**Task goal:**
Copy out the material below in full, but not its images.

**Source records:**

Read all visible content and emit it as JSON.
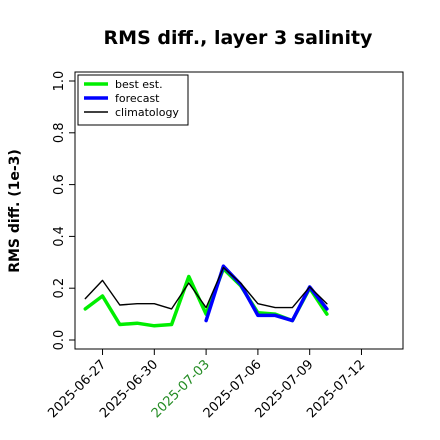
{
  "chart_data": {
    "type": "line",
    "title": "RMS diff., layer 3 salinity",
    "ylabel": "RMS diff. (1e-3)",
    "xlabel": "",
    "ylim": [
      0.0,
      1.0
    ],
    "xlim": [
      "2025-06-25",
      "2025-07-14"
    ],
    "yticks": [
      "0.0",
      "0.2",
      "0.4",
      "0.6",
      "0.8",
      "1.0"
    ],
    "xticks": [
      {
        "date": "2025-06-27",
        "label": "2025-06-27",
        "color": "#000000"
      },
      {
        "date": "2025-06-30",
        "label": "2025-06-30",
        "color": "#000000"
      },
      {
        "date": "2025-07-03",
        "label": "2025-07-03",
        "color": "#228b22"
      },
      {
        "date": "2025-07-06",
        "label": "2025-07-06",
        "color": "#000000"
      },
      {
        "date": "2025-07-09",
        "label": "2025-07-09",
        "color": "#000000"
      },
      {
        "date": "2025-07-12",
        "label": "2025-07-12",
        "color": "#000000"
      }
    ],
    "legend_position": "top-left",
    "series": [
      {
        "name": "best est.",
        "color": "#00ee00",
        "style": "thick",
        "points": [
          [
            "2025-06-26",
            0.12
          ],
          [
            "2025-06-27",
            0.17
          ],
          [
            "2025-06-28",
            0.06
          ],
          [
            "2025-06-29",
            0.065
          ],
          [
            "2025-06-30",
            0.055
          ],
          [
            "2025-07-01",
            0.06
          ],
          [
            "2025-07-02",
            0.245
          ],
          [
            "2025-07-03",
            0.1
          ],
          [
            "2025-07-04",
            0.275
          ],
          [
            "2025-07-05",
            0.21
          ],
          [
            "2025-07-06",
            0.105
          ],
          [
            "2025-07-07",
            0.1
          ],
          [
            "2025-07-08",
            0.075
          ],
          [
            "2025-07-09",
            0.2
          ],
          [
            "2025-07-10",
            0.1
          ]
        ]
      },
      {
        "name": "forecast",
        "color": "#0000ff",
        "style": "thick",
        "points": [
          [
            "2025-07-03",
            0.075
          ],
          [
            "2025-07-04",
            0.285
          ],
          [
            "2025-07-05",
            0.215
          ],
          [
            "2025-07-06",
            0.095
          ],
          [
            "2025-07-07",
            0.095
          ],
          [
            "2025-07-08",
            0.075
          ],
          [
            "2025-07-09",
            0.205
          ],
          [
            "2025-07-10",
            0.12
          ]
        ]
      },
      {
        "name": "climatology",
        "color": "#000000",
        "style": "thin",
        "points": [
          [
            "2025-06-26",
            0.16
          ],
          [
            "2025-06-27",
            0.23
          ],
          [
            "2025-06-28",
            0.135
          ],
          [
            "2025-06-29",
            0.14
          ],
          [
            "2025-06-30",
            0.14
          ],
          [
            "2025-07-01",
            0.12
          ],
          [
            "2025-07-02",
            0.22
          ],
          [
            "2025-07-03",
            0.125
          ],
          [
            "2025-07-04",
            0.28
          ],
          [
            "2025-07-05",
            0.22
          ],
          [
            "2025-07-06",
            0.14
          ],
          [
            "2025-07-07",
            0.125
          ],
          [
            "2025-07-08",
            0.125
          ],
          [
            "2025-07-09",
            0.205
          ],
          [
            "2025-07-10",
            0.14
          ]
        ]
      }
    ]
  }
}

**Completed task:**
Read all visible content and emit it as JSON.
{
  "chart_data": {
    "type": "line",
    "title": "RMS diff., layer 3 salinity",
    "ylabel": "RMS diff. (1e-3)",
    "xlabel": "",
    "ylim": [
      0.0,
      1.0
    ],
    "xlim": [
      "2025-06-25",
      "2025-07-14"
    ],
    "yticks": [
      "0.0",
      "0.2",
      "0.4",
      "0.6",
      "0.8",
      "1.0"
    ],
    "xticks": [
      {
        "date": "2025-06-27",
        "label": "2025-06-27",
        "color": "#000000"
      },
      {
        "date": "2025-06-30",
        "label": "2025-06-30",
        "color": "#000000"
      },
      {
        "date": "2025-07-03",
        "label": "2025-07-03",
        "color": "#228b22"
      },
      {
        "date": "2025-07-06",
        "label": "2025-07-06",
        "color": "#000000"
      },
      {
        "date": "2025-07-09",
        "label": "2025-07-09",
        "color": "#000000"
      },
      {
        "date": "2025-07-12",
        "label": "2025-07-12",
        "color": "#000000"
      }
    ],
    "legend_position": "top-left",
    "series": [
      {
        "name": "best est.",
        "color": "#00ee00",
        "style": "thick",
        "points": [
          [
            "2025-06-26",
            0.12
          ],
          [
            "2025-06-27",
            0.17
          ],
          [
            "2025-06-28",
            0.06
          ],
          [
            "2025-06-29",
            0.065
          ],
          [
            "2025-06-30",
            0.055
          ],
          [
            "2025-07-01",
            0.06
          ],
          [
            "2025-07-02",
            0.245
          ],
          [
            "2025-07-03",
            0.1
          ],
          [
            "2025-07-04",
            0.275
          ],
          [
            "2025-07-05",
            0.21
          ],
          [
            "2025-07-06",
            0.105
          ],
          [
            "2025-07-07",
            0.1
          ],
          [
            "2025-07-08",
            0.075
          ],
          [
            "2025-07-09",
            0.2
          ],
          [
            "2025-07-10",
            0.1
          ]
        ]
      },
      {
        "name": "forecast",
        "color": "#0000ff",
        "style": "thick",
        "points": [
          [
            "2025-07-03",
            0.075
          ],
          [
            "2025-07-04",
            0.285
          ],
          [
            "2025-07-05",
            0.215
          ],
          [
            "2025-07-06",
            0.095
          ],
          [
            "2025-07-07",
            0.095
          ],
          [
            "2025-07-08",
            0.075
          ],
          [
            "2025-07-09",
            0.205
          ],
          [
            "2025-07-10",
            0.12
          ]
        ]
      },
      {
        "name": "climatology",
        "color": "#000000",
        "style": "thin",
        "points": [
          [
            "2025-06-26",
            0.16
          ],
          [
            "2025-06-27",
            0.23
          ],
          [
            "2025-06-28",
            0.135
          ],
          [
            "2025-06-29",
            0.14
          ],
          [
            "2025-06-30",
            0.14
          ],
          [
            "2025-07-01",
            0.12
          ],
          [
            "2025-07-02",
            0.22
          ],
          [
            "2025-07-03",
            0.125
          ],
          [
            "2025-07-04",
            0.28
          ],
          [
            "2025-07-05",
            0.22
          ],
          [
            "2025-07-06",
            0.14
          ],
          [
            "2025-07-07",
            0.125
          ],
          [
            "2025-07-08",
            0.125
          ],
          [
            "2025-07-09",
            0.205
          ],
          [
            "2025-07-10",
            0.14
          ]
        ]
      }
    ]
  }
}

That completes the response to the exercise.